Return all of the data exactly as written, without the pictures.

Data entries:

━━━━━━━━━━━━━━━━━━━━━━━━━━━━━━

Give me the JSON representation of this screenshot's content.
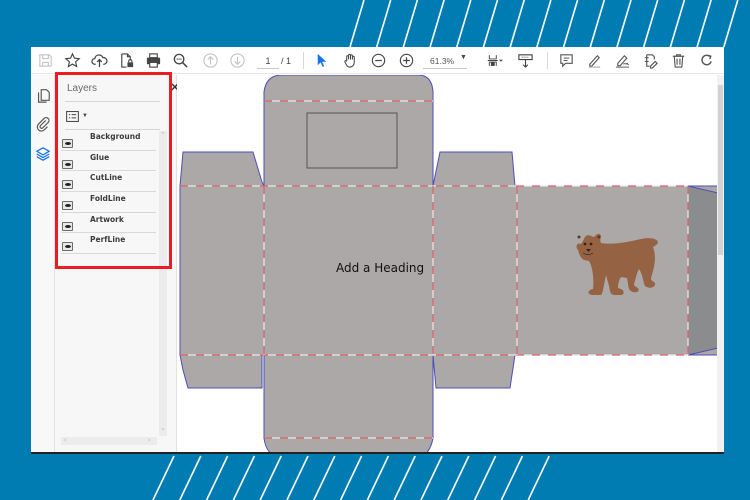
{
  "background": {
    "color": "#017cb3",
    "stripe_color": "#ffffff"
  },
  "toolbar": {
    "buttons": [
      {
        "name": "save",
        "icon": "save-icon",
        "enabled": false
      },
      {
        "name": "bookmark",
        "icon": "star-icon",
        "enabled": true
      },
      {
        "name": "upload",
        "icon": "cloud-upload-icon",
        "enabled": true
      },
      {
        "name": "protect",
        "icon": "file-lock-icon",
        "enabled": true
      },
      {
        "name": "print",
        "icon": "printer-icon",
        "enabled": true
      },
      {
        "name": "find",
        "icon": "magnifier-icon",
        "enabled": true
      },
      {
        "name": "previous-page",
        "icon": "arrow-up-circle-icon",
        "enabled": false
      },
      {
        "name": "next-page",
        "icon": "arrow-down-circle-icon",
        "enabled": false
      }
    ],
    "page_current": "1",
    "page_separator": "/ 1",
    "tools": [
      {
        "name": "select",
        "icon": "cursor-icon",
        "active": true
      },
      {
        "name": "hand",
        "icon": "hand-icon",
        "active": false
      },
      {
        "name": "zoom-out",
        "icon": "minus-circle-icon",
        "active": false
      },
      {
        "name": "zoom-in",
        "icon": "plus-circle-icon",
        "active": false
      }
    ],
    "zoom_value": "61.3%",
    "right_tools": [
      {
        "name": "fit-page",
        "icon": "fit-page-icon"
      },
      {
        "name": "scroll-mode",
        "icon": "scroll-mode-icon"
      },
      {
        "name": "comment",
        "icon": "comment-icon"
      },
      {
        "name": "highlight",
        "icon": "highlighter-icon"
      },
      {
        "name": "sign",
        "icon": "signature-pen-icon"
      },
      {
        "name": "stamp",
        "icon": "stamp-icon"
      },
      {
        "name": "delete",
        "icon": "trash-icon"
      },
      {
        "name": "rotate",
        "icon": "rotate-icon"
      }
    ]
  },
  "left_rail": {
    "items": [
      {
        "name": "page-thumbnails",
        "icon": "pages-icon",
        "active": false
      },
      {
        "name": "attachments",
        "icon": "paperclip-icon",
        "active": false
      },
      {
        "name": "layers",
        "icon": "layers-icon",
        "active": true
      }
    ]
  },
  "layers_panel": {
    "title": "Layers",
    "close_glyph": "✕",
    "layers": [
      {
        "name": "Background",
        "visible": true
      },
      {
        "name": "Glue",
        "visible": true
      },
      {
        "name": "CutLine",
        "visible": true
      },
      {
        "name": "FoldLine",
        "visible": true
      },
      {
        "name": "Artwork",
        "visible": true
      },
      {
        "name": "PerfLine",
        "visible": true
      }
    ],
    "highlight_color": "#ec1c24"
  },
  "document": {
    "heading_text": "Add a Heading",
    "panel_fill": "#aca8a7",
    "side_flap_fill": "#8b8c8e",
    "cut_line_color": "#4b4fb8",
    "fold_dash_red": "#e0636a",
    "fold_dash_white": "#e8e8e8",
    "artwork": "bear-illustration",
    "bear_color": "#956343"
  }
}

━━━━━━━━━━━━━━━━━━━━━━━━━━━━━━

▸ **RESULT**
Give me the JSON representation of this screenshot's content.
{
  "background": {
    "color": "#017cb3",
    "stripe_color": "#ffffff"
  },
  "toolbar": {
    "buttons": [
      {
        "name": "save",
        "icon": "save-icon",
        "enabled": false
      },
      {
        "name": "bookmark",
        "icon": "star-icon",
        "enabled": true
      },
      {
        "name": "upload",
        "icon": "cloud-upload-icon",
        "enabled": true
      },
      {
        "name": "protect",
        "icon": "file-lock-icon",
        "enabled": true
      },
      {
        "name": "print",
        "icon": "printer-icon",
        "enabled": true
      },
      {
        "name": "find",
        "icon": "magnifier-icon",
        "enabled": true
      },
      {
        "name": "previous-page",
        "icon": "arrow-up-circle-icon",
        "enabled": false
      },
      {
        "name": "next-page",
        "icon": "arrow-down-circle-icon",
        "enabled": false
      }
    ],
    "page_current": "1",
    "page_separator": "/ 1",
    "tools": [
      {
        "name": "select",
        "icon": "cursor-icon",
        "active": true
      },
      {
        "name": "hand",
        "icon": "hand-icon",
        "active": false
      },
      {
        "name": "zoom-out",
        "icon": "minus-circle-icon",
        "active": false
      },
      {
        "name": "zoom-in",
        "icon": "plus-circle-icon",
        "active": false
      }
    ],
    "zoom_value": "61.3%",
    "right_tools": [
      {
        "name": "fit-page",
        "icon": "fit-page-icon"
      },
      {
        "name": "scroll-mode",
        "icon": "scroll-mode-icon"
      },
      {
        "name": "comment",
        "icon": "comment-icon"
      },
      {
        "name": "highlight",
        "icon": "highlighter-icon"
      },
      {
        "name": "sign",
        "icon": "signature-pen-icon"
      },
      {
        "name": "stamp",
        "icon": "stamp-icon"
      },
      {
        "name": "delete",
        "icon": "trash-icon"
      },
      {
        "name": "rotate",
        "icon": "rotate-icon"
      }
    ]
  },
  "left_rail": {
    "items": [
      {
        "name": "page-thumbnails",
        "icon": "pages-icon",
        "active": false
      },
      {
        "name": "attachments",
        "icon": "paperclip-icon",
        "active": false
      },
      {
        "name": "layers",
        "icon": "layers-icon",
        "active": true
      }
    ]
  },
  "layers_panel": {
    "title": "Layers",
    "close_glyph": "✕",
    "layers": [
      {
        "name": "Background",
        "visible": true
      },
      {
        "name": "Glue",
        "visible": true
      },
      {
        "name": "CutLine",
        "visible": true
      },
      {
        "name": "FoldLine",
        "visible": true
      },
      {
        "name": "Artwork",
        "visible": true
      },
      {
        "name": "PerfLine",
        "visible": true
      }
    ],
    "highlight_color": "#ec1c24"
  },
  "document": {
    "heading_text": "Add a Heading",
    "panel_fill": "#aca8a7",
    "side_flap_fill": "#8b8c8e",
    "cut_line_color": "#4b4fb8",
    "fold_dash_red": "#e0636a",
    "fold_dash_white": "#e8e8e8",
    "artwork": "bear-illustration",
    "bear_color": "#956343"
  }
}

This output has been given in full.